• [Collected data]
· · · ·
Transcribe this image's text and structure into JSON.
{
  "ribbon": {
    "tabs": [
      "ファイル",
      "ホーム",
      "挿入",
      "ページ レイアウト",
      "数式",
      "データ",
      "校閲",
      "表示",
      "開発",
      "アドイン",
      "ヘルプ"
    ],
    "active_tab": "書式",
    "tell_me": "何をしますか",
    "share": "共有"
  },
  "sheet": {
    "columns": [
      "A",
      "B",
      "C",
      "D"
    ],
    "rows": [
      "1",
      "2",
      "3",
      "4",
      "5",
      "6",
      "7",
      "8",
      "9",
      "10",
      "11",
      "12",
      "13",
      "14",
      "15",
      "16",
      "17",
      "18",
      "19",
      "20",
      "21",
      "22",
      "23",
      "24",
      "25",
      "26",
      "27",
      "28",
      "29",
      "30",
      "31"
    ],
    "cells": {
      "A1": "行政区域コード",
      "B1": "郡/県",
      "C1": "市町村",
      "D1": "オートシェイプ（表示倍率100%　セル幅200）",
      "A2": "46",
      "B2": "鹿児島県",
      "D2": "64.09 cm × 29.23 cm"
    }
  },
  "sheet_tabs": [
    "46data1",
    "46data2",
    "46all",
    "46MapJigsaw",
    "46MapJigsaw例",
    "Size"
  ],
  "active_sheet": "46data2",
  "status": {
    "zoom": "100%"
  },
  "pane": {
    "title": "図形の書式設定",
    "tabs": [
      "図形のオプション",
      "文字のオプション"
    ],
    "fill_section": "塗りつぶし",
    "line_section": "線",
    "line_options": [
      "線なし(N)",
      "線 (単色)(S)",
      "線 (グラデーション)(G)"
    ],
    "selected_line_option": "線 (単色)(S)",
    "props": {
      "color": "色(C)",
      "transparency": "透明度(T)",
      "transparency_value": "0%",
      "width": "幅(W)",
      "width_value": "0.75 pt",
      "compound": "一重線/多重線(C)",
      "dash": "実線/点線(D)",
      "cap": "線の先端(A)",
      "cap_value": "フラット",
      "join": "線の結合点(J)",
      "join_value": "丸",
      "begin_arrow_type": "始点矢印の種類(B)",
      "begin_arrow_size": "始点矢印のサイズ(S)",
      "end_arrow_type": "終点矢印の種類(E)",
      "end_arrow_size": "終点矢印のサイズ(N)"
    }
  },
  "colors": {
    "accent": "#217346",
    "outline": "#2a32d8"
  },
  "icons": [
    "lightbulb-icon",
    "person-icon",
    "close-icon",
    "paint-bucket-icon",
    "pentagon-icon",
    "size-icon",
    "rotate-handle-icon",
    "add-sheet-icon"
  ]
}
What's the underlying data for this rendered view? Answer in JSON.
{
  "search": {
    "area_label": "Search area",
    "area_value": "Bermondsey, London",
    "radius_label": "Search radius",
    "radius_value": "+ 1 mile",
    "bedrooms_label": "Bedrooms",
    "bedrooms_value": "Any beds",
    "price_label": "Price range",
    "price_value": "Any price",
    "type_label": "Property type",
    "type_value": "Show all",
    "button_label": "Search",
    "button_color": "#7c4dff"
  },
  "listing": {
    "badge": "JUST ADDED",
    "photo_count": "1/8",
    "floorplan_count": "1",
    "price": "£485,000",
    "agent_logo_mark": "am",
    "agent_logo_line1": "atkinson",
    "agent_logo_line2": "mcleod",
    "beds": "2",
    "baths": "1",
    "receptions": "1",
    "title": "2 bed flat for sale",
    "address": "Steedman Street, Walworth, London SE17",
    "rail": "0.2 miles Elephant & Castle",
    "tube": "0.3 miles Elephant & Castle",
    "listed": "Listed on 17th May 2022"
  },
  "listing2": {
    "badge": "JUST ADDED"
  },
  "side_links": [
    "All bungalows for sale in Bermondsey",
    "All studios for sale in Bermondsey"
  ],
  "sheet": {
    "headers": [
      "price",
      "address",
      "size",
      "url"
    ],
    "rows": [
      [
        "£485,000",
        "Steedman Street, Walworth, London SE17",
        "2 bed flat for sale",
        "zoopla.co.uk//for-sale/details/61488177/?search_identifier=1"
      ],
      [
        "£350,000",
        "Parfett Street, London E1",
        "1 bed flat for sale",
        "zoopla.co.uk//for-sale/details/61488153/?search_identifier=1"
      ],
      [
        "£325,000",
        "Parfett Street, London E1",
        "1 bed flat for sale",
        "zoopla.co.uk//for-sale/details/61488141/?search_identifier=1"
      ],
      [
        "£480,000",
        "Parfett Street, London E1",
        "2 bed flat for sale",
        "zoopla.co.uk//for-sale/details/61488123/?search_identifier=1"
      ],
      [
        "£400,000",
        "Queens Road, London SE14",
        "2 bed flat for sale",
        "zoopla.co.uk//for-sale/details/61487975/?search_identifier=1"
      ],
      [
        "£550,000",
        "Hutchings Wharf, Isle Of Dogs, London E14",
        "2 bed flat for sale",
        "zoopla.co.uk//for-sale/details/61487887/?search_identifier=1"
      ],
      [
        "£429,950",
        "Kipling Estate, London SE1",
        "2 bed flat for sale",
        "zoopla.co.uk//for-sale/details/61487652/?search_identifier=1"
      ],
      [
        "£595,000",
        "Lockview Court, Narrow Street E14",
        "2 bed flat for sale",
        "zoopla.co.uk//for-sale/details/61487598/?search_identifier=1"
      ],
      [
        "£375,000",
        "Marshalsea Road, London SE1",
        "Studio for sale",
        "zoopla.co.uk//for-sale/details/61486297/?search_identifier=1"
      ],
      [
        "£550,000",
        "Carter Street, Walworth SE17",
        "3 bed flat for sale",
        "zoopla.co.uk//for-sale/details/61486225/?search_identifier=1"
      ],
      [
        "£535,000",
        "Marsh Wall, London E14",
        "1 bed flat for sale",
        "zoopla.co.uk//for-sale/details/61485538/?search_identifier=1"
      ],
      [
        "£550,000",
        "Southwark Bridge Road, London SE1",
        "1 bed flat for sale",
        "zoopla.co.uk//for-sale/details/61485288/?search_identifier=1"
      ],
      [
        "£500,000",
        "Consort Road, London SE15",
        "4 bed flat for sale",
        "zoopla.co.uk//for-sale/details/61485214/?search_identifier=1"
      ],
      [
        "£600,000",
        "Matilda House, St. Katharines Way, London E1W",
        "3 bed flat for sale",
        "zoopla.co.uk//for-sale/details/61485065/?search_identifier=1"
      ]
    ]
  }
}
· · · ·
• [YOUR INSTRUCTIONS]
Report how many lines in the records above contain the word "miles", giving only the number.

• [RESULT]
2